▶ **Your task**
Check each line of the records below and collect those holding "this".

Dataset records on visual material
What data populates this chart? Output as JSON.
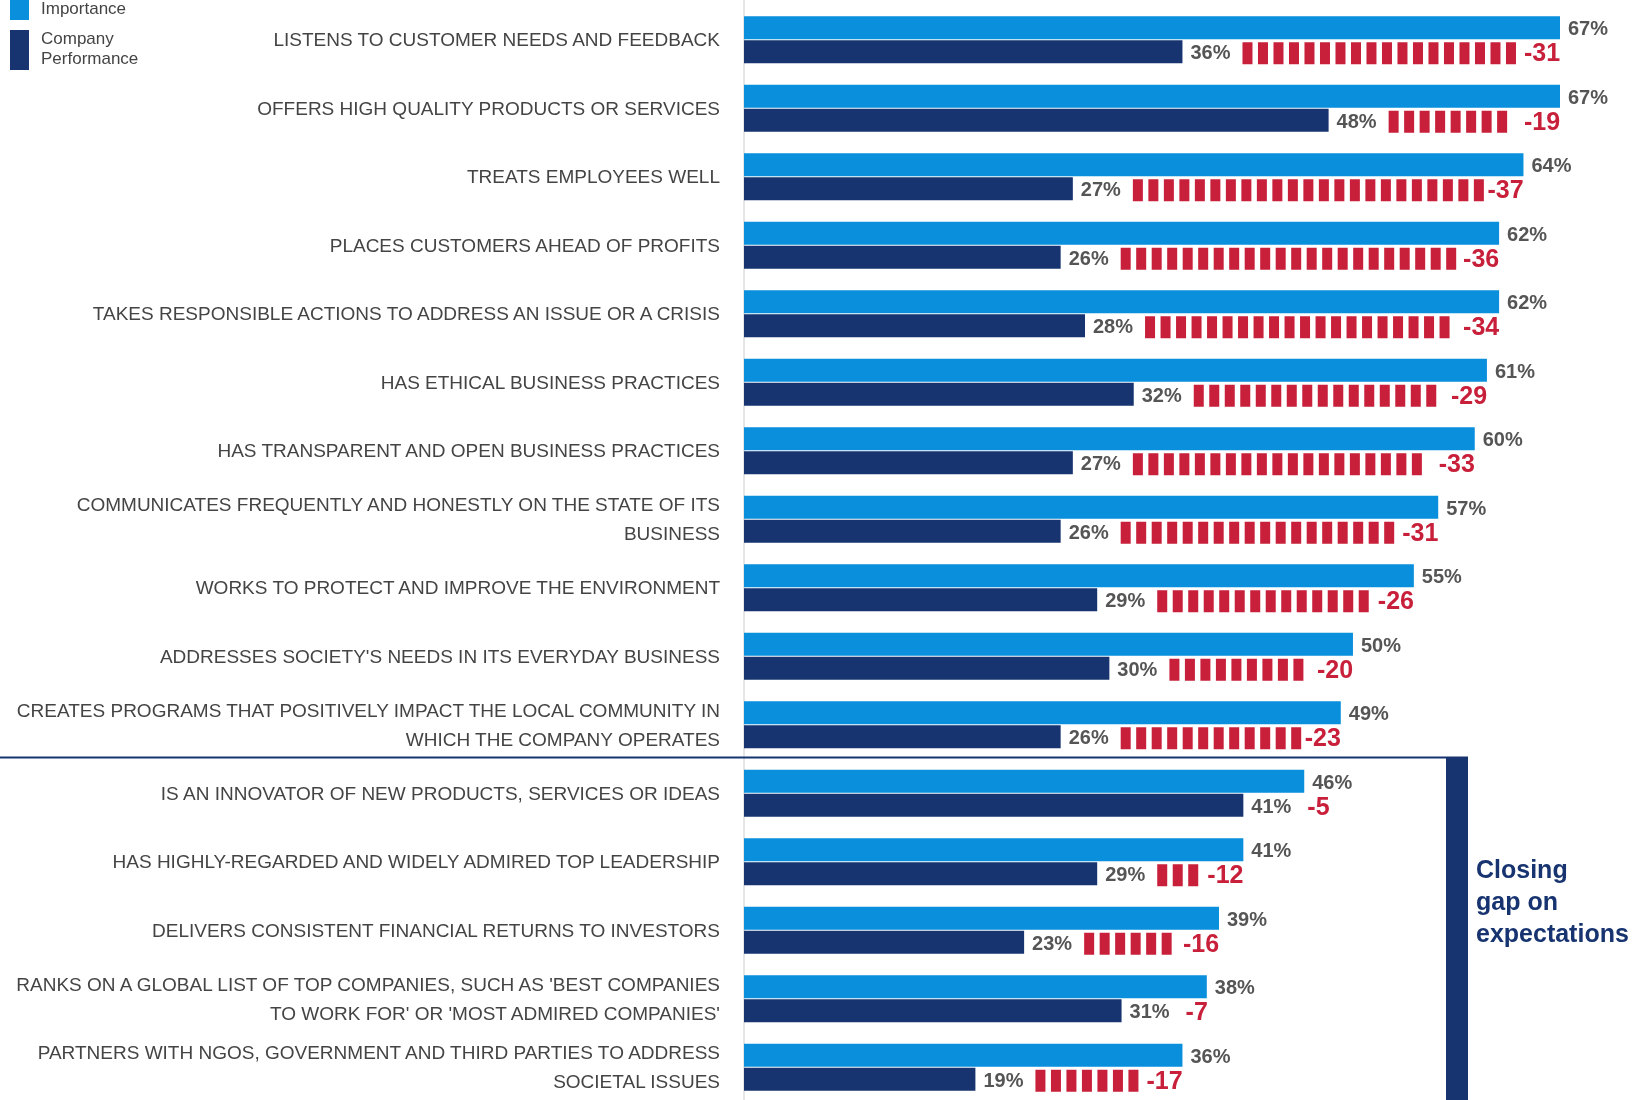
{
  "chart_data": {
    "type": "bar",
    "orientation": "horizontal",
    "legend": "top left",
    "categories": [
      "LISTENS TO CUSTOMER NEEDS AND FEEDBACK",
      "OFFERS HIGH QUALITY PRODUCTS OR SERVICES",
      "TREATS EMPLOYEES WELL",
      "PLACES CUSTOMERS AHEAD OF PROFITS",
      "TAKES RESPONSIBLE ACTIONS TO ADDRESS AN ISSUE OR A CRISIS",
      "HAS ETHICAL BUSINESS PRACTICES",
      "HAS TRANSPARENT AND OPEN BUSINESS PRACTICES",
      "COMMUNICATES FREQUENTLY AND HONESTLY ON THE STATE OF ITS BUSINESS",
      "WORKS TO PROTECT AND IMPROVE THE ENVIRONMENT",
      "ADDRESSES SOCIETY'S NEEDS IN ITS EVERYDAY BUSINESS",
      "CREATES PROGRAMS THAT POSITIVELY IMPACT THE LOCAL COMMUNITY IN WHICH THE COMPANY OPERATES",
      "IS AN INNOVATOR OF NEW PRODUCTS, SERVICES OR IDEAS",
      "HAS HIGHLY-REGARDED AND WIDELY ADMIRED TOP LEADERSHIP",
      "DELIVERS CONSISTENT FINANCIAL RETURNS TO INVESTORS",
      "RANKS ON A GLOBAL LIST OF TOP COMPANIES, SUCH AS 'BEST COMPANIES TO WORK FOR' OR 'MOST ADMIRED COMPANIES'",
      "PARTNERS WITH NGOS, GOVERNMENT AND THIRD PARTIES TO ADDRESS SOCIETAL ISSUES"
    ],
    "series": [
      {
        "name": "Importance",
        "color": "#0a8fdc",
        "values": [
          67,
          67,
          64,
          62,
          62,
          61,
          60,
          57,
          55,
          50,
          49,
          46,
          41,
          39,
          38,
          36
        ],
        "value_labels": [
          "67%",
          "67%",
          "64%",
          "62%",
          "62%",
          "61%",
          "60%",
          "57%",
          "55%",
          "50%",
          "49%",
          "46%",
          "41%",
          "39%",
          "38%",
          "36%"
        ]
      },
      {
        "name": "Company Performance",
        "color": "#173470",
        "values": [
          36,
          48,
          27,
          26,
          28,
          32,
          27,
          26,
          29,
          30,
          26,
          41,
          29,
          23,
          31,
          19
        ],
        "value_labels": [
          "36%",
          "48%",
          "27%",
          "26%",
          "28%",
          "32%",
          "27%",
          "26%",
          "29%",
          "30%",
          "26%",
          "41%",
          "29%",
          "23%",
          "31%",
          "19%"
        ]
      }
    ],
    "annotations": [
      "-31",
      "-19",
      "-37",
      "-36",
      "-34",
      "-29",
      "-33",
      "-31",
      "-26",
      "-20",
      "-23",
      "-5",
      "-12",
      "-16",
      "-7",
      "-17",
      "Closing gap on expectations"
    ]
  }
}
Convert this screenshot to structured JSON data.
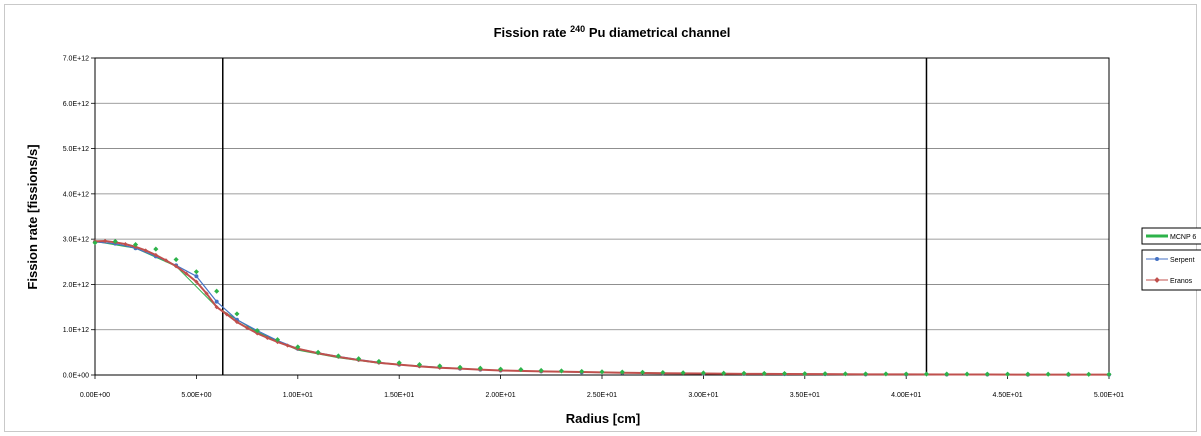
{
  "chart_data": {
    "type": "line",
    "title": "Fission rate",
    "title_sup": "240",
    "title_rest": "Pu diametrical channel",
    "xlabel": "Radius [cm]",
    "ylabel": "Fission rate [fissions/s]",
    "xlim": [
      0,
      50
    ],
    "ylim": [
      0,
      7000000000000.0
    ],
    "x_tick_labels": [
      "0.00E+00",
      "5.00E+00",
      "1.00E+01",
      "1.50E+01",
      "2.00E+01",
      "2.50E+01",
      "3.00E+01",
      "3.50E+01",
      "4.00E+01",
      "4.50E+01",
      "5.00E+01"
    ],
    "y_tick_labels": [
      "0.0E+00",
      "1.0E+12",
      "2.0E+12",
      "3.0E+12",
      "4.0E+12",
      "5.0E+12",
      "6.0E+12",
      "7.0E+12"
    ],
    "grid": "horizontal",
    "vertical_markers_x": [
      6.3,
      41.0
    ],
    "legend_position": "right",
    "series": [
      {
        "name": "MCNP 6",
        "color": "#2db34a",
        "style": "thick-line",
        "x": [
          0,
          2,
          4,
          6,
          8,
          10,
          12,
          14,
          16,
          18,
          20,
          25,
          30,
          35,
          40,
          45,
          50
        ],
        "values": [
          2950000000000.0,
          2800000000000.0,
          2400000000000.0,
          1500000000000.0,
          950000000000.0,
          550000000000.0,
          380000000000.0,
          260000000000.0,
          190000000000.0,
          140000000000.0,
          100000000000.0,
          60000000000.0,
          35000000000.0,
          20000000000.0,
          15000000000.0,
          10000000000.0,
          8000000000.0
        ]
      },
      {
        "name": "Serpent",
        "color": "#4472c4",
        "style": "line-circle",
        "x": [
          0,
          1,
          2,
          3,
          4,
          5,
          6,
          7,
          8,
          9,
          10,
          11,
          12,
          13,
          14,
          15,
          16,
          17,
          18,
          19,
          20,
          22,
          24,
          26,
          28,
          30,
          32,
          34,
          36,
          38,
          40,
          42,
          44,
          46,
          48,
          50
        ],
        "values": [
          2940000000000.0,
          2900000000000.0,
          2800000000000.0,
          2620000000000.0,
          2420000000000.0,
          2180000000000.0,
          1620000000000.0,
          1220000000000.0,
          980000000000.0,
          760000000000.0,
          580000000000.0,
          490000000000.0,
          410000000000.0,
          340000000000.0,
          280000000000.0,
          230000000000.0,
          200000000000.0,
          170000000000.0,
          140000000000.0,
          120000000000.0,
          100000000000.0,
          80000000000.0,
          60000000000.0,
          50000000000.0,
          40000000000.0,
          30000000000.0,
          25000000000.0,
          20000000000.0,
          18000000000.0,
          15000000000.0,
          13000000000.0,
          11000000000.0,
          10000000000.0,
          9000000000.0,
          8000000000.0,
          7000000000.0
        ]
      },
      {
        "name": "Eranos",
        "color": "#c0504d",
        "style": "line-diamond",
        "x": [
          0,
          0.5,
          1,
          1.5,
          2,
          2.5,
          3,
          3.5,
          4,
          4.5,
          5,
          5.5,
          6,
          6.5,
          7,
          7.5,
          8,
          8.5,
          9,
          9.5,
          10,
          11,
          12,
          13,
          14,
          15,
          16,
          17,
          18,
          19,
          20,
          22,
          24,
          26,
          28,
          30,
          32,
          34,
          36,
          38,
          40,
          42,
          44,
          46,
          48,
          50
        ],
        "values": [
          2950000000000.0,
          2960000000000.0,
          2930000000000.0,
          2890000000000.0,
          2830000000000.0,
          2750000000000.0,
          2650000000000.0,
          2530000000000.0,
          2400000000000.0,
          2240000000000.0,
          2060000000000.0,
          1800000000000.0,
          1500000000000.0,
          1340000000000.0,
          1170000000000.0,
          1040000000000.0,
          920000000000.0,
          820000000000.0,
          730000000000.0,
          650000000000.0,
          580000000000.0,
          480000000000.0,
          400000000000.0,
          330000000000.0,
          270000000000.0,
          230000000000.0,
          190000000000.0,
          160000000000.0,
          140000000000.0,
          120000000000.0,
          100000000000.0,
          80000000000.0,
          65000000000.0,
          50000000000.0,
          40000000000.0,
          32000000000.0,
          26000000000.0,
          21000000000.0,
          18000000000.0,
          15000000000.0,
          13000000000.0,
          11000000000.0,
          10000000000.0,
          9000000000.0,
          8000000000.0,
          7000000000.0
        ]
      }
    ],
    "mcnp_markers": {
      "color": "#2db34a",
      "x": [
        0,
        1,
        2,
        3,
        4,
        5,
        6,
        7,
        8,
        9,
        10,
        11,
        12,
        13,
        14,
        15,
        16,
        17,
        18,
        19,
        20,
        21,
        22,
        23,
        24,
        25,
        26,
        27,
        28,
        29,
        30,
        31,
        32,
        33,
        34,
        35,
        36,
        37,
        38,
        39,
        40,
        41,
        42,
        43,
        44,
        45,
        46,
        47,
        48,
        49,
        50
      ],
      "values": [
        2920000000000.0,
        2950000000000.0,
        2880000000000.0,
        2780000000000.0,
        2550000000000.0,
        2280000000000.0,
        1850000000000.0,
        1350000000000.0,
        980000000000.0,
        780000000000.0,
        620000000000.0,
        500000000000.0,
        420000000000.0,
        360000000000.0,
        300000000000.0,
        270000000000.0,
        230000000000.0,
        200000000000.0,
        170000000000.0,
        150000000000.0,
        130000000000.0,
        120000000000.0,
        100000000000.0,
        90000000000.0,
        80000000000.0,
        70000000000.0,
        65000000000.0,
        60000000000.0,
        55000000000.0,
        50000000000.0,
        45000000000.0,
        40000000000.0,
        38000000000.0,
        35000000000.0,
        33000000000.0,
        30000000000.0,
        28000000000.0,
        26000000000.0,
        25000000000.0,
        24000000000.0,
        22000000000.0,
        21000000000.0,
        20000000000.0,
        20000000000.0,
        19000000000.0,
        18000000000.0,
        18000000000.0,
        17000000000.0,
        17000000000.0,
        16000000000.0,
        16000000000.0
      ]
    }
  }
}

▶ **Solution to the exercise**
What data populates this chart? Output as JSON.
Convert this screenshot to structured JSON data.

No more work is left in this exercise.